=== What the exercise asks ===
Omit the pictures and output every entry below exactly as written.

=== Supplied entries ===

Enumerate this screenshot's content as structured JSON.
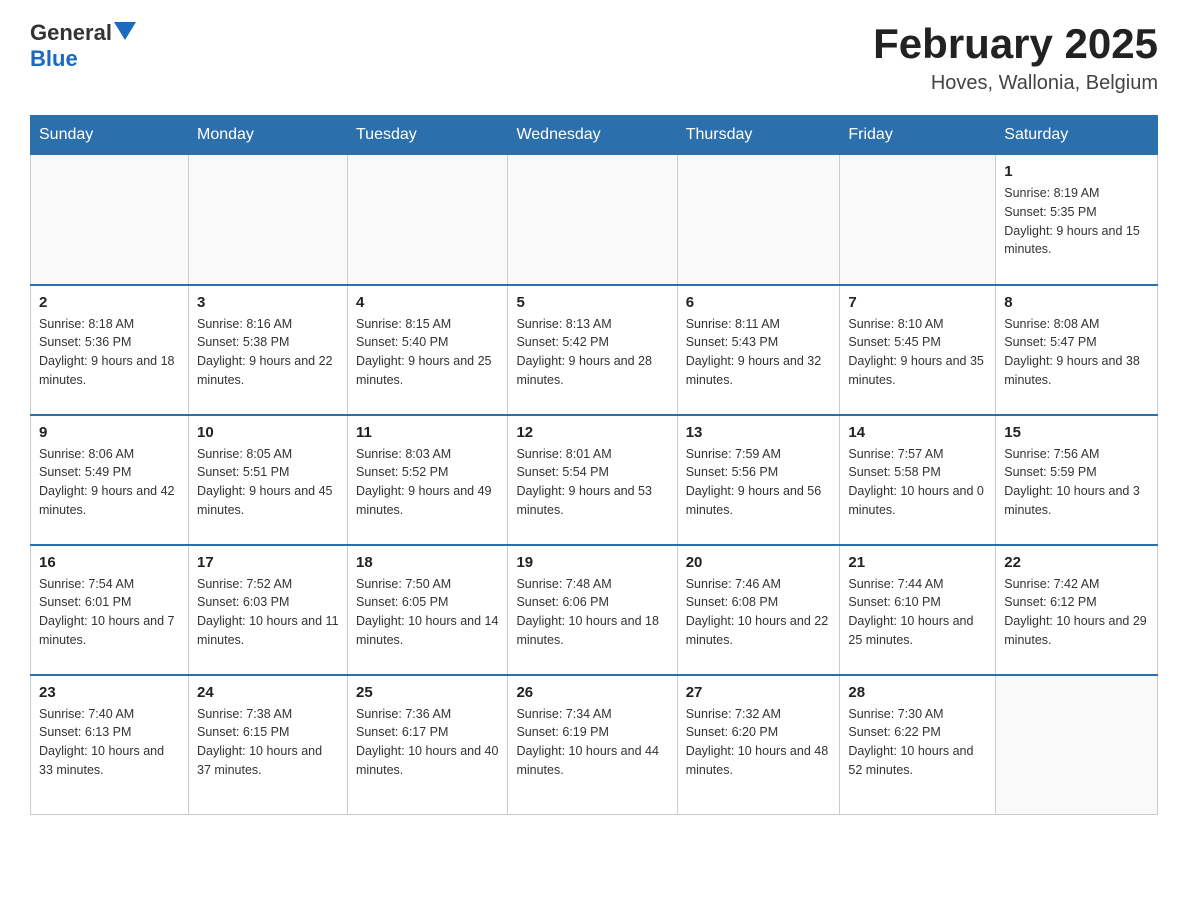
{
  "header": {
    "logo_general": "General",
    "logo_blue": "Blue",
    "month_title": "February 2025",
    "location": "Hoves, Wallonia, Belgium"
  },
  "days_of_week": [
    "Sunday",
    "Monday",
    "Tuesday",
    "Wednesday",
    "Thursday",
    "Friday",
    "Saturday"
  ],
  "weeks": [
    {
      "days": [
        {
          "number": "",
          "info": "",
          "empty": true
        },
        {
          "number": "",
          "info": "",
          "empty": true
        },
        {
          "number": "",
          "info": "",
          "empty": true
        },
        {
          "number": "",
          "info": "",
          "empty": true
        },
        {
          "number": "",
          "info": "",
          "empty": true
        },
        {
          "number": "",
          "info": "",
          "empty": true
        },
        {
          "number": "1",
          "info": "Sunrise: 8:19 AM\nSunset: 5:35 PM\nDaylight: 9 hours and 15 minutes.",
          "empty": false
        }
      ]
    },
    {
      "days": [
        {
          "number": "2",
          "info": "Sunrise: 8:18 AM\nSunset: 5:36 PM\nDaylight: 9 hours and 18 minutes.",
          "empty": false
        },
        {
          "number": "3",
          "info": "Sunrise: 8:16 AM\nSunset: 5:38 PM\nDaylight: 9 hours and 22 minutes.",
          "empty": false
        },
        {
          "number": "4",
          "info": "Sunrise: 8:15 AM\nSunset: 5:40 PM\nDaylight: 9 hours and 25 minutes.",
          "empty": false
        },
        {
          "number": "5",
          "info": "Sunrise: 8:13 AM\nSunset: 5:42 PM\nDaylight: 9 hours and 28 minutes.",
          "empty": false
        },
        {
          "number": "6",
          "info": "Sunrise: 8:11 AM\nSunset: 5:43 PM\nDaylight: 9 hours and 32 minutes.",
          "empty": false
        },
        {
          "number": "7",
          "info": "Sunrise: 8:10 AM\nSunset: 5:45 PM\nDaylight: 9 hours and 35 minutes.",
          "empty": false
        },
        {
          "number": "8",
          "info": "Sunrise: 8:08 AM\nSunset: 5:47 PM\nDaylight: 9 hours and 38 minutes.",
          "empty": false
        }
      ]
    },
    {
      "days": [
        {
          "number": "9",
          "info": "Sunrise: 8:06 AM\nSunset: 5:49 PM\nDaylight: 9 hours and 42 minutes.",
          "empty": false
        },
        {
          "number": "10",
          "info": "Sunrise: 8:05 AM\nSunset: 5:51 PM\nDaylight: 9 hours and 45 minutes.",
          "empty": false
        },
        {
          "number": "11",
          "info": "Sunrise: 8:03 AM\nSunset: 5:52 PM\nDaylight: 9 hours and 49 minutes.",
          "empty": false
        },
        {
          "number": "12",
          "info": "Sunrise: 8:01 AM\nSunset: 5:54 PM\nDaylight: 9 hours and 53 minutes.",
          "empty": false
        },
        {
          "number": "13",
          "info": "Sunrise: 7:59 AM\nSunset: 5:56 PM\nDaylight: 9 hours and 56 minutes.",
          "empty": false
        },
        {
          "number": "14",
          "info": "Sunrise: 7:57 AM\nSunset: 5:58 PM\nDaylight: 10 hours and 0 minutes.",
          "empty": false
        },
        {
          "number": "15",
          "info": "Sunrise: 7:56 AM\nSunset: 5:59 PM\nDaylight: 10 hours and 3 minutes.",
          "empty": false
        }
      ]
    },
    {
      "days": [
        {
          "number": "16",
          "info": "Sunrise: 7:54 AM\nSunset: 6:01 PM\nDaylight: 10 hours and 7 minutes.",
          "empty": false
        },
        {
          "number": "17",
          "info": "Sunrise: 7:52 AM\nSunset: 6:03 PM\nDaylight: 10 hours and 11 minutes.",
          "empty": false
        },
        {
          "number": "18",
          "info": "Sunrise: 7:50 AM\nSunset: 6:05 PM\nDaylight: 10 hours and 14 minutes.",
          "empty": false
        },
        {
          "number": "19",
          "info": "Sunrise: 7:48 AM\nSunset: 6:06 PM\nDaylight: 10 hours and 18 minutes.",
          "empty": false
        },
        {
          "number": "20",
          "info": "Sunrise: 7:46 AM\nSunset: 6:08 PM\nDaylight: 10 hours and 22 minutes.",
          "empty": false
        },
        {
          "number": "21",
          "info": "Sunrise: 7:44 AM\nSunset: 6:10 PM\nDaylight: 10 hours and 25 minutes.",
          "empty": false
        },
        {
          "number": "22",
          "info": "Sunrise: 7:42 AM\nSunset: 6:12 PM\nDaylight: 10 hours and 29 minutes.",
          "empty": false
        }
      ]
    },
    {
      "days": [
        {
          "number": "23",
          "info": "Sunrise: 7:40 AM\nSunset: 6:13 PM\nDaylight: 10 hours and 33 minutes.",
          "empty": false
        },
        {
          "number": "24",
          "info": "Sunrise: 7:38 AM\nSunset: 6:15 PM\nDaylight: 10 hours and 37 minutes.",
          "empty": false
        },
        {
          "number": "25",
          "info": "Sunrise: 7:36 AM\nSunset: 6:17 PM\nDaylight: 10 hours and 40 minutes.",
          "empty": false
        },
        {
          "number": "26",
          "info": "Sunrise: 7:34 AM\nSunset: 6:19 PM\nDaylight: 10 hours and 44 minutes.",
          "empty": false
        },
        {
          "number": "27",
          "info": "Sunrise: 7:32 AM\nSunset: 6:20 PM\nDaylight: 10 hours and 48 minutes.",
          "empty": false
        },
        {
          "number": "28",
          "info": "Sunrise: 7:30 AM\nSunset: 6:22 PM\nDaylight: 10 hours and 52 minutes.",
          "empty": false
        },
        {
          "number": "",
          "info": "",
          "empty": true
        }
      ]
    }
  ]
}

=== Expected answer ===
Enumerate this screenshot's content as structured JSON.
{
  "header": {
    "logo_general": "General",
    "logo_blue": "Blue",
    "month_title": "February 2025",
    "location": "Hoves, Wallonia, Belgium"
  },
  "days_of_week": [
    "Sunday",
    "Monday",
    "Tuesday",
    "Wednesday",
    "Thursday",
    "Friday",
    "Saturday"
  ],
  "weeks": [
    {
      "days": [
        {
          "number": "",
          "info": "",
          "empty": true
        },
        {
          "number": "",
          "info": "",
          "empty": true
        },
        {
          "number": "",
          "info": "",
          "empty": true
        },
        {
          "number": "",
          "info": "",
          "empty": true
        },
        {
          "number": "",
          "info": "",
          "empty": true
        },
        {
          "number": "",
          "info": "",
          "empty": true
        },
        {
          "number": "1",
          "info": "Sunrise: 8:19 AM\nSunset: 5:35 PM\nDaylight: 9 hours and 15 minutes.",
          "empty": false
        }
      ]
    },
    {
      "days": [
        {
          "number": "2",
          "info": "Sunrise: 8:18 AM\nSunset: 5:36 PM\nDaylight: 9 hours and 18 minutes.",
          "empty": false
        },
        {
          "number": "3",
          "info": "Sunrise: 8:16 AM\nSunset: 5:38 PM\nDaylight: 9 hours and 22 minutes.",
          "empty": false
        },
        {
          "number": "4",
          "info": "Sunrise: 8:15 AM\nSunset: 5:40 PM\nDaylight: 9 hours and 25 minutes.",
          "empty": false
        },
        {
          "number": "5",
          "info": "Sunrise: 8:13 AM\nSunset: 5:42 PM\nDaylight: 9 hours and 28 minutes.",
          "empty": false
        },
        {
          "number": "6",
          "info": "Sunrise: 8:11 AM\nSunset: 5:43 PM\nDaylight: 9 hours and 32 minutes.",
          "empty": false
        },
        {
          "number": "7",
          "info": "Sunrise: 8:10 AM\nSunset: 5:45 PM\nDaylight: 9 hours and 35 minutes.",
          "empty": false
        },
        {
          "number": "8",
          "info": "Sunrise: 8:08 AM\nSunset: 5:47 PM\nDaylight: 9 hours and 38 minutes.",
          "empty": false
        }
      ]
    },
    {
      "days": [
        {
          "number": "9",
          "info": "Sunrise: 8:06 AM\nSunset: 5:49 PM\nDaylight: 9 hours and 42 minutes.",
          "empty": false
        },
        {
          "number": "10",
          "info": "Sunrise: 8:05 AM\nSunset: 5:51 PM\nDaylight: 9 hours and 45 minutes.",
          "empty": false
        },
        {
          "number": "11",
          "info": "Sunrise: 8:03 AM\nSunset: 5:52 PM\nDaylight: 9 hours and 49 minutes.",
          "empty": false
        },
        {
          "number": "12",
          "info": "Sunrise: 8:01 AM\nSunset: 5:54 PM\nDaylight: 9 hours and 53 minutes.",
          "empty": false
        },
        {
          "number": "13",
          "info": "Sunrise: 7:59 AM\nSunset: 5:56 PM\nDaylight: 9 hours and 56 minutes.",
          "empty": false
        },
        {
          "number": "14",
          "info": "Sunrise: 7:57 AM\nSunset: 5:58 PM\nDaylight: 10 hours and 0 minutes.",
          "empty": false
        },
        {
          "number": "15",
          "info": "Sunrise: 7:56 AM\nSunset: 5:59 PM\nDaylight: 10 hours and 3 minutes.",
          "empty": false
        }
      ]
    },
    {
      "days": [
        {
          "number": "16",
          "info": "Sunrise: 7:54 AM\nSunset: 6:01 PM\nDaylight: 10 hours and 7 minutes.",
          "empty": false
        },
        {
          "number": "17",
          "info": "Sunrise: 7:52 AM\nSunset: 6:03 PM\nDaylight: 10 hours and 11 minutes.",
          "empty": false
        },
        {
          "number": "18",
          "info": "Sunrise: 7:50 AM\nSunset: 6:05 PM\nDaylight: 10 hours and 14 minutes.",
          "empty": false
        },
        {
          "number": "19",
          "info": "Sunrise: 7:48 AM\nSunset: 6:06 PM\nDaylight: 10 hours and 18 minutes.",
          "empty": false
        },
        {
          "number": "20",
          "info": "Sunrise: 7:46 AM\nSunset: 6:08 PM\nDaylight: 10 hours and 22 minutes.",
          "empty": false
        },
        {
          "number": "21",
          "info": "Sunrise: 7:44 AM\nSunset: 6:10 PM\nDaylight: 10 hours and 25 minutes.",
          "empty": false
        },
        {
          "number": "22",
          "info": "Sunrise: 7:42 AM\nSunset: 6:12 PM\nDaylight: 10 hours and 29 minutes.",
          "empty": false
        }
      ]
    },
    {
      "days": [
        {
          "number": "23",
          "info": "Sunrise: 7:40 AM\nSunset: 6:13 PM\nDaylight: 10 hours and 33 minutes.",
          "empty": false
        },
        {
          "number": "24",
          "info": "Sunrise: 7:38 AM\nSunset: 6:15 PM\nDaylight: 10 hours and 37 minutes.",
          "empty": false
        },
        {
          "number": "25",
          "info": "Sunrise: 7:36 AM\nSunset: 6:17 PM\nDaylight: 10 hours and 40 minutes.",
          "empty": false
        },
        {
          "number": "26",
          "info": "Sunrise: 7:34 AM\nSunset: 6:19 PM\nDaylight: 10 hours and 44 minutes.",
          "empty": false
        },
        {
          "number": "27",
          "info": "Sunrise: 7:32 AM\nSunset: 6:20 PM\nDaylight: 10 hours and 48 minutes.",
          "empty": false
        },
        {
          "number": "28",
          "info": "Sunrise: 7:30 AM\nSunset: 6:22 PM\nDaylight: 10 hours and 52 minutes.",
          "empty": false
        },
        {
          "number": "",
          "info": "",
          "empty": true
        }
      ]
    }
  ]
}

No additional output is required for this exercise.